**Exercise prompt**
The data below needs to be returned exactly, line for line.

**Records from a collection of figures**
+ + + + + + +

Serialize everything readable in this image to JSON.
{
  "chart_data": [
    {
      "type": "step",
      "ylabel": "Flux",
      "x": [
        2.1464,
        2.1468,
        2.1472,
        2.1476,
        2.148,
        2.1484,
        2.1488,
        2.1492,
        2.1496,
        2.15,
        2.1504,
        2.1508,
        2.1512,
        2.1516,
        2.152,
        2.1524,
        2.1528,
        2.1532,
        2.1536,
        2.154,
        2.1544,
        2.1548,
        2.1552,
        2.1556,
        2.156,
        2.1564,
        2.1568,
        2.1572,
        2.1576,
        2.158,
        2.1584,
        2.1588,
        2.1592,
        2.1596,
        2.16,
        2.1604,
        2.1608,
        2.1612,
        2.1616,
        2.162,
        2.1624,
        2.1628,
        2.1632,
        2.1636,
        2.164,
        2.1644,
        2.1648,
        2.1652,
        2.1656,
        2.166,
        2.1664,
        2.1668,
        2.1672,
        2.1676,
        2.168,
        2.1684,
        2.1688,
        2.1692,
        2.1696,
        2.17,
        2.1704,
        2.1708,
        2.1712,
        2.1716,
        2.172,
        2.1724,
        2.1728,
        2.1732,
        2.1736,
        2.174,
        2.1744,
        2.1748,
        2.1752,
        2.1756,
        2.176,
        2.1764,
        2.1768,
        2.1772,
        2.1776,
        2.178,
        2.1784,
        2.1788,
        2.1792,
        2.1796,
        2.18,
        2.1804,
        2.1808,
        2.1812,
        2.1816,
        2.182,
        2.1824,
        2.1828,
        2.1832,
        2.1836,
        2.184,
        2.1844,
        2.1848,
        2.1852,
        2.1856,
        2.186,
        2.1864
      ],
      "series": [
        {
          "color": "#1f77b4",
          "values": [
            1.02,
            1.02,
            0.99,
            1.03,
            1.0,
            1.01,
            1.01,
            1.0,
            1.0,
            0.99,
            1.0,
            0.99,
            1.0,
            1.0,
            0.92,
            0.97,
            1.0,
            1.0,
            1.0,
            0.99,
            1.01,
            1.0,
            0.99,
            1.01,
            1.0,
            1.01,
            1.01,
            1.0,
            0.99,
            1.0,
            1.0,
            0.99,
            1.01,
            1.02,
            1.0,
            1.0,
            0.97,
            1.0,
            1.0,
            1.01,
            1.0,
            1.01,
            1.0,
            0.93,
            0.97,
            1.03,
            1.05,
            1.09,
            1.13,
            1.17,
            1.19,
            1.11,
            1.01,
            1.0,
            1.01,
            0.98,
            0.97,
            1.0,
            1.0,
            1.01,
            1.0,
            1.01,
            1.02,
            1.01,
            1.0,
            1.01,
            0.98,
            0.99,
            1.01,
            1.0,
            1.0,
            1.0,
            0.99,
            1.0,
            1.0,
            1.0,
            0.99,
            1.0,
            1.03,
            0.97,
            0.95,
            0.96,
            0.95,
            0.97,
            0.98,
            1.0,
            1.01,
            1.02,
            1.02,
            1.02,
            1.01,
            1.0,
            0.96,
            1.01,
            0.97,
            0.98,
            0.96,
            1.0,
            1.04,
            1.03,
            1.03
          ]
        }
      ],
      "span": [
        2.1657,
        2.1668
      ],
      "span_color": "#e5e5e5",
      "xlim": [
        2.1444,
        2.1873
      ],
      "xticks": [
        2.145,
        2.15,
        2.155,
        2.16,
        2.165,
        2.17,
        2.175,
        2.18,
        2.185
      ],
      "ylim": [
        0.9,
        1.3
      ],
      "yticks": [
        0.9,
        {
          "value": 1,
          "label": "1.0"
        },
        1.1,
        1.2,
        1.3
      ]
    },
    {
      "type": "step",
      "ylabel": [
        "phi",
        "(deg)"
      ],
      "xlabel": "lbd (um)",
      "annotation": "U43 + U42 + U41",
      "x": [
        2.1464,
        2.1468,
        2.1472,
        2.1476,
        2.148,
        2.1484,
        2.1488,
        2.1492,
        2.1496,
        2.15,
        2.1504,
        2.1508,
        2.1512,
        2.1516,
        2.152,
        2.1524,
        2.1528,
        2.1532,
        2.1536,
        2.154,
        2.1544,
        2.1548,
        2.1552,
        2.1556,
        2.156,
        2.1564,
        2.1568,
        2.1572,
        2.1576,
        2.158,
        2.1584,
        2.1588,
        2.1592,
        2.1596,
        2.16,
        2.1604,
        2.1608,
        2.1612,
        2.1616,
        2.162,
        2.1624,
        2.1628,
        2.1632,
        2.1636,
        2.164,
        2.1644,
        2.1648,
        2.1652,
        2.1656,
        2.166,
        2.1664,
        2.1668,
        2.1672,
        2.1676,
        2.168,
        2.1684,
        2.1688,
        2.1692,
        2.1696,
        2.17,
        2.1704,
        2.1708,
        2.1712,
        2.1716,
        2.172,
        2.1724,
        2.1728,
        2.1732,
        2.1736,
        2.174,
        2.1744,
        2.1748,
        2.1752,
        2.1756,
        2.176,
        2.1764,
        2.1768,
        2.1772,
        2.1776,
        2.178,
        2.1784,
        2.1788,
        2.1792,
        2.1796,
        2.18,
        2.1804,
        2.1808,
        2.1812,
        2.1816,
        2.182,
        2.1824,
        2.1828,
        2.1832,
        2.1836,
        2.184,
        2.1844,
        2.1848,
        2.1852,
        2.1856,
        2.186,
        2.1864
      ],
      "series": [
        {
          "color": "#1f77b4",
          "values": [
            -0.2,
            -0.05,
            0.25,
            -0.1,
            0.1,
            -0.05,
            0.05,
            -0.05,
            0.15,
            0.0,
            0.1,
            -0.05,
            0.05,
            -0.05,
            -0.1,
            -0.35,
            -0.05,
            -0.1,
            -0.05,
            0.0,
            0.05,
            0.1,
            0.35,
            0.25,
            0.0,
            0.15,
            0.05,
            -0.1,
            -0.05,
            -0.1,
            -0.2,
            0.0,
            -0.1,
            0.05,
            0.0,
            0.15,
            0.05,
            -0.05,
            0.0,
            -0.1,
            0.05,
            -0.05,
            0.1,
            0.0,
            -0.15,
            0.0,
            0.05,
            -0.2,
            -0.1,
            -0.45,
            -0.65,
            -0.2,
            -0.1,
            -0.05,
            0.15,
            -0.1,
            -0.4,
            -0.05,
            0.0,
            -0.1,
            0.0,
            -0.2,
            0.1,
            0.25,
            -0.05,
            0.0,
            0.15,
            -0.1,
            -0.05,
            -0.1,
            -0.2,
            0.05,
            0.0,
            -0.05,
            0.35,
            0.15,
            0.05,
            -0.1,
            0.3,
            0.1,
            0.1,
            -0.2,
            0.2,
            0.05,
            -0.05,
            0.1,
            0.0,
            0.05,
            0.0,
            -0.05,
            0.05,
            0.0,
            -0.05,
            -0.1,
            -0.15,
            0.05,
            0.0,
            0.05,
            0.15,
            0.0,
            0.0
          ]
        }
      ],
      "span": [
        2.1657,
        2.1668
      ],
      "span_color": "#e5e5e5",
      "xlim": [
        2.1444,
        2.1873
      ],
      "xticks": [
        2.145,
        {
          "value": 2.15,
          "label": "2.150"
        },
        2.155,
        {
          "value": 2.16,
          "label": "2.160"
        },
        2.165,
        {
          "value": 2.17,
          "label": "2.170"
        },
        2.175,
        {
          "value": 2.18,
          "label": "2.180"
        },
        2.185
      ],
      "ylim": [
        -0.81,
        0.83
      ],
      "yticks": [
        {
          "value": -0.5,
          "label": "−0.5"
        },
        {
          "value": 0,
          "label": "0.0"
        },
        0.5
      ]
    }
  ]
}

+ + + + + + +

**Answer in full**
Serialize everything readable in this image to JSON.
{
  "chart_data": [
    {
      "type": "step",
      "ylabel": "Flux",
      "x": [
        2.1464,
        2.1468,
        2.1472,
        2.1476,
        2.148,
        2.1484,
        2.1488,
        2.1492,
        2.1496,
        2.15,
        2.1504,
        2.1508,
        2.1512,
        2.1516,
        2.152,
        2.1524,
        2.1528,
        2.1532,
        2.1536,
        2.154,
        2.1544,
        2.1548,
        2.1552,
        2.1556,
        2.156,
        2.1564,
        2.1568,
        2.1572,
        2.1576,
        2.158,
        2.1584,
        2.1588,
        2.1592,
        2.1596,
        2.16,
        2.1604,
        2.1608,
        2.1612,
        2.1616,
        2.162,
        2.1624,
        2.1628,
        2.1632,
        2.1636,
        2.164,
        2.1644,
        2.1648,
        2.1652,
        2.1656,
        2.166,
        2.1664,
        2.1668,
        2.1672,
        2.1676,
        2.168,
        2.1684,
        2.1688,
        2.1692,
        2.1696,
        2.17,
        2.1704,
        2.1708,
        2.1712,
        2.1716,
        2.172,
        2.1724,
        2.1728,
        2.1732,
        2.1736,
        2.174,
        2.1744,
        2.1748,
        2.1752,
        2.1756,
        2.176,
        2.1764,
        2.1768,
        2.1772,
        2.1776,
        2.178,
        2.1784,
        2.1788,
        2.1792,
        2.1796,
        2.18,
        2.1804,
        2.1808,
        2.1812,
        2.1816,
        2.182,
        2.1824,
        2.1828,
        2.1832,
        2.1836,
        2.184,
        2.1844,
        2.1848,
        2.1852,
        2.1856,
        2.186,
        2.1864
      ],
      "series": [
        {
          "color": "#1f77b4",
          "values": [
            1.02,
            1.02,
            0.99,
            1.03,
            1.0,
            1.01,
            1.01,
            1.0,
            1.0,
            0.99,
            1.0,
            0.99,
            1.0,
            1.0,
            0.92,
            0.97,
            1.0,
            1.0,
            1.0,
            0.99,
            1.01,
            1.0,
            0.99,
            1.01,
            1.0,
            1.01,
            1.01,
            1.0,
            0.99,
            1.0,
            1.0,
            0.99,
            1.01,
            1.02,
            1.0,
            1.0,
            0.97,
            1.0,
            1.0,
            1.01,
            1.0,
            1.01,
            1.0,
            0.93,
            0.97,
            1.03,
            1.05,
            1.09,
            1.13,
            1.17,
            1.19,
            1.11,
            1.01,
            1.0,
            1.01,
            0.98,
            0.97,
            1.0,
            1.0,
            1.01,
            1.0,
            1.01,
            1.02,
            1.01,
            1.0,
            1.01,
            0.98,
            0.99,
            1.01,
            1.0,
            1.0,
            1.0,
            0.99,
            1.0,
            1.0,
            1.0,
            0.99,
            1.0,
            1.03,
            0.97,
            0.95,
            0.96,
            0.95,
            0.97,
            0.98,
            1.0,
            1.01,
            1.02,
            1.02,
            1.02,
            1.01,
            1.0,
            0.96,
            1.01,
            0.97,
            0.98,
            0.96,
            1.0,
            1.04,
            1.03,
            1.03
          ]
        }
      ],
      "span": [
        2.1657,
        2.1668
      ],
      "span_color": "#e5e5e5",
      "xlim": [
        2.1444,
        2.1873
      ],
      "xticks": [
        2.145,
        2.15,
        2.155,
        2.16,
        2.165,
        2.17,
        2.175,
        2.18,
        2.185
      ],
      "ylim": [
        0.9,
        1.3
      ],
      "yticks": [
        0.9,
        {
          "value": 1,
          "label": "1.0"
        },
        1.1,
        1.2,
        1.3
      ]
    },
    {
      "type": "step",
      "ylabel": [
        "phi",
        "(deg)"
      ],
      "xlabel": "lbd (um)",
      "annotation": "U43 + U42 + U41",
      "x": [
        2.1464,
        2.1468,
        2.1472,
        2.1476,
        2.148,
        2.1484,
        2.1488,
        2.1492,
        2.1496,
        2.15,
        2.1504,
        2.1508,
        2.1512,
        2.1516,
        2.152,
        2.1524,
        2.1528,
        2.1532,
        2.1536,
        2.154,
        2.1544,
        2.1548,
        2.1552,
        2.1556,
        2.156,
        2.1564,
        2.1568,
        2.1572,
        2.1576,
        2.158,
        2.1584,
        2.1588,
        2.1592,
        2.1596,
        2.16,
        2.1604,
        2.1608,
        2.1612,
        2.1616,
        2.162,
        2.1624,
        2.1628,
        2.1632,
        2.1636,
        2.164,
        2.1644,
        2.1648,
        2.1652,
        2.1656,
        2.166,
        2.1664,
        2.1668,
        2.1672,
        2.1676,
        2.168,
        2.1684,
        2.1688,
        2.1692,
        2.1696,
        2.17,
        2.1704,
        2.1708,
        2.1712,
        2.1716,
        2.172,
        2.1724,
        2.1728,
        2.1732,
        2.1736,
        2.174,
        2.1744,
        2.1748,
        2.1752,
        2.1756,
        2.176,
        2.1764,
        2.1768,
        2.1772,
        2.1776,
        2.178,
        2.1784,
        2.1788,
        2.1792,
        2.1796,
        2.18,
        2.1804,
        2.1808,
        2.1812,
        2.1816,
        2.182,
        2.1824,
        2.1828,
        2.1832,
        2.1836,
        2.184,
        2.1844,
        2.1848,
        2.1852,
        2.1856,
        2.186,
        2.1864
      ],
      "series": [
        {
          "color": "#1f77b4",
          "values": [
            -0.2,
            -0.05,
            0.25,
            -0.1,
            0.1,
            -0.05,
            0.05,
            -0.05,
            0.15,
            0.0,
            0.1,
            -0.05,
            0.05,
            -0.05,
            -0.1,
            -0.35,
            -0.05,
            -0.1,
            -0.05,
            0.0,
            0.05,
            0.1,
            0.35,
            0.25,
            0.0,
            0.15,
            0.05,
            -0.1,
            -0.05,
            -0.1,
            -0.2,
            0.0,
            -0.1,
            0.05,
            0.0,
            0.15,
            0.05,
            -0.05,
            0.0,
            -0.1,
            0.05,
            -0.05,
            0.1,
            0.0,
            -0.15,
            0.0,
            0.05,
            -0.2,
            -0.1,
            -0.45,
            -0.65,
            -0.2,
            -0.1,
            -0.05,
            0.15,
            -0.1,
            -0.4,
            -0.05,
            0.0,
            -0.1,
            0.0,
            -0.2,
            0.1,
            0.25,
            -0.05,
            0.0,
            0.15,
            -0.1,
            -0.05,
            -0.1,
            -0.2,
            0.05,
            0.0,
            -0.05,
            0.35,
            0.15,
            0.05,
            -0.1,
            0.3,
            0.1,
            0.1,
            -0.2,
            0.2,
            0.05,
            -0.05,
            0.1,
            0.0,
            0.05,
            0.0,
            -0.05,
            0.05,
            0.0,
            -0.05,
            -0.1,
            -0.15,
            0.05,
            0.0,
            0.05,
            0.15,
            0.0,
            0.0
          ]
        }
      ],
      "span": [
        2.1657,
        2.1668
      ],
      "span_color": "#e5e5e5",
      "xlim": [
        2.1444,
        2.1873
      ],
      "xticks": [
        2.145,
        {
          "value": 2.15,
          "label": "2.150"
        },
        2.155,
        {
          "value": 2.16,
          "label": "2.160"
        },
        2.165,
        {
          "value": 2.17,
          "label": "2.170"
        },
        2.175,
        {
          "value": 2.18,
          "label": "2.180"
        },
        2.185
      ],
      "ylim": [
        -0.81,
        0.83
      ],
      "yticks": [
        {
          "value": -0.5,
          "label": "−0.5"
        },
        {
          "value": 0,
          "label": "0.0"
        },
        0.5
      ]
    }
  ]
}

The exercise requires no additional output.